==== DOCUMENT PASSAGE ====

Four Principles of Productivity – Get More Done With Less Effort!

principles of productivity

If you search “how to get more done”, Google will return more than 10 billion results in less than a second. 

People also searched “How do I get more done with less effort?” “How can I get work done faster?” “How can I get the most done in one day?

It’s clear that many people just don’t have enough time to get everything done.

For those wanting to achieve more, the #1 tip on one website is to wake up an hour earlier. Tip #9 is to get enough sleep.

Both are valid suggestions. There is certainly something to be said for making an earlier start on the day; the morning hours do seem best for getting things done, even for a slow starter like me.

As a means to get more done, Google’s search results frequently mention making a daily to-do list. That sounds logical enough – lists help to organise and the more organised one is, the more one can achieve. What’s not to like about that?

In the past, I was a master at to-do lists. I loved getting that little dopamine hit when I finished something and gave it the tick of completion.

But there’s a dark side to those lists: they never end. What doesn’t get completed on one day gets shifted onto the next day’s list. And so on. Trying to get to the end of my lists was like trying to reach the end of a rainbow. And in the rare event that I did happen to work my way to the bottom of a list, there was no elusive reward waiting – only the beginning of another list.

That’s the epitome of busy. Always running, never catching up. Feeling that there are never enough hours in the day, leading to more stress and less satisfaction.

Being productive is different. One website describes it this way:

Being productive is less about always having something to do, and more about making sure that what you’re doing is propelling you toward a goal.

We could say that busyness is focused on tasks; productivity is focused on goals.

How can we become less busy and more productive?

====

- _INSTRUCTION A_
Retype the part of the listing that opens with its first line and closes with the line containing "text-line: the votes", both lines included.
The productivity article and the listing come from unrelated sources.

==== DATASET RECORDS ====

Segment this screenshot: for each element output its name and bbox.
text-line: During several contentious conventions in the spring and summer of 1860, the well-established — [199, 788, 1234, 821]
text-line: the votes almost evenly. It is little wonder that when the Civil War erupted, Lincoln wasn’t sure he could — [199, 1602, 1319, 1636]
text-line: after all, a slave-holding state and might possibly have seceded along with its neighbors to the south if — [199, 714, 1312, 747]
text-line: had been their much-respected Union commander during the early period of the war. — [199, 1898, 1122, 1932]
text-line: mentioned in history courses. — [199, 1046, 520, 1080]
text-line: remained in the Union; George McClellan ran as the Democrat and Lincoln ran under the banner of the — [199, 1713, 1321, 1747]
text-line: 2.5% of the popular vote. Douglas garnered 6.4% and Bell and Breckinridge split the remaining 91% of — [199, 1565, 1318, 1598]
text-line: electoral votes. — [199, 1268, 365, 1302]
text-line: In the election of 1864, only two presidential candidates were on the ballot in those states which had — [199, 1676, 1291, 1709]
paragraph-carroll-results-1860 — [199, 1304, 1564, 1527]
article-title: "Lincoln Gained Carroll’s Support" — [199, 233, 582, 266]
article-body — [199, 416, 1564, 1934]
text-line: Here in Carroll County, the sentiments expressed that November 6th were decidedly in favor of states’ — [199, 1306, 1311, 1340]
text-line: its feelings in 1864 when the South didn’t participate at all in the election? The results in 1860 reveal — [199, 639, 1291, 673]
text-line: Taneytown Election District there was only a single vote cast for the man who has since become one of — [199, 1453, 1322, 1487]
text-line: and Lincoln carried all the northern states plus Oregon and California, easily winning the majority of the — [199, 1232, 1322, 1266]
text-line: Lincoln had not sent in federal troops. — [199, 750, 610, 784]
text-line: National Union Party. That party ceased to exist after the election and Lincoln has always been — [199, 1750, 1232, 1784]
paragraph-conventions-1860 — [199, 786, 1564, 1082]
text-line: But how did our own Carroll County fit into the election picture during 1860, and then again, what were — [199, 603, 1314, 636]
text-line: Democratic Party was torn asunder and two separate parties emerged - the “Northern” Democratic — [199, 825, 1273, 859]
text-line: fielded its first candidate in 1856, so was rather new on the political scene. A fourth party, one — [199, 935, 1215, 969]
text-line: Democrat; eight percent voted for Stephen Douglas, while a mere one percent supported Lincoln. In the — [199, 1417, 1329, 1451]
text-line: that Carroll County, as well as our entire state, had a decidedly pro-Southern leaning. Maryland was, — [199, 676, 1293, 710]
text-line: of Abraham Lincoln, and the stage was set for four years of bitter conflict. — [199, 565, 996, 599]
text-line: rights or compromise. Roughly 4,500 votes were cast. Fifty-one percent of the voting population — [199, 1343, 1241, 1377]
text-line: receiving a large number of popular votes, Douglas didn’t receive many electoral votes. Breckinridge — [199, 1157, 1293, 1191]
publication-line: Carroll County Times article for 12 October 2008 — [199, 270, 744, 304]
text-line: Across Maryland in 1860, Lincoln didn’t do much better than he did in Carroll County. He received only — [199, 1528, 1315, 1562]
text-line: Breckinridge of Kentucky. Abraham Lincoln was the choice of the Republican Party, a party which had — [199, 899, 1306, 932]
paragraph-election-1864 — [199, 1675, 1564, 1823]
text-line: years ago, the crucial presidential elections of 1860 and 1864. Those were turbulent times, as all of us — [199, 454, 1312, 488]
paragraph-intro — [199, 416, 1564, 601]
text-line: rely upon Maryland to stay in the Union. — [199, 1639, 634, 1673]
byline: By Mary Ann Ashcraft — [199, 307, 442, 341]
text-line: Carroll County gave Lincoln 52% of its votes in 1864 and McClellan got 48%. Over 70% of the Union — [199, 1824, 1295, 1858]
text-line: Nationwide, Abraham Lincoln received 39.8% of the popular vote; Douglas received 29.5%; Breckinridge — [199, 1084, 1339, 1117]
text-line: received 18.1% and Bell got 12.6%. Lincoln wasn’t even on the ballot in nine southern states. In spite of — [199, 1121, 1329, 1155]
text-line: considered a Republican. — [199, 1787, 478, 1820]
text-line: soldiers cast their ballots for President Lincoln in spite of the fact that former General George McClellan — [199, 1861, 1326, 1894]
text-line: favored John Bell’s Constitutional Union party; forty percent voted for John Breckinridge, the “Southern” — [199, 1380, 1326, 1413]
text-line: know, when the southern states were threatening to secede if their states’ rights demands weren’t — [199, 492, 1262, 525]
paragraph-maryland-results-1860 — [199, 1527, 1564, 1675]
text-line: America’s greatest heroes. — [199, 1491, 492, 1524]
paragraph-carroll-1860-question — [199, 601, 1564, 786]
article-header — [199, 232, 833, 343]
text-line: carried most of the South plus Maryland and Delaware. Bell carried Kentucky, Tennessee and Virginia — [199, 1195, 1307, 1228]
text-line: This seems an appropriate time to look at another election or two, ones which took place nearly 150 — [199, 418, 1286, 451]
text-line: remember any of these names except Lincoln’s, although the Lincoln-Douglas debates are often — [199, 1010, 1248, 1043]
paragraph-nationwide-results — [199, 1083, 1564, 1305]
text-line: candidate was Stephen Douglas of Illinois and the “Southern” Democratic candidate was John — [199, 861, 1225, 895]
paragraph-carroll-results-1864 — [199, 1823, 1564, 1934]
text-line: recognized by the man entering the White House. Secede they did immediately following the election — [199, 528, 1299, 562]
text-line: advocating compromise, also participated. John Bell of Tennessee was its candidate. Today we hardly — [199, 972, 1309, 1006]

====

- _INSTRUCTION B_
Echo the part of the productivity article that opens with the words "That’s the epitome" and closes with "focused on goals.", word for word.

- _WRITTEN RESPONSE A_
Segment this screenshot: for each element output its name and bbox.
text-line: During several contentious conventions in the spring and summer of 1860, the well-established — [199, 788, 1234, 821]
text-line: the votes almost evenly. It is little wonder that when the Civil War erupted, Lincoln wasn’t sure he could — [199, 1602, 1319, 1636]

- _WRITTEN RESPONSE B_
That’s the epitome of busy. Always running, never catching up. Feeling that there are never enough hours in the day, leading to more stress and less satisfaction.

Being productive is different. One website describes it this way:

Being productive is less about always having something to do, and more about making sure that what you’re doing is propelling you toward a goal.

We could say that busyness is focused on tasks; productivity is focused on goals.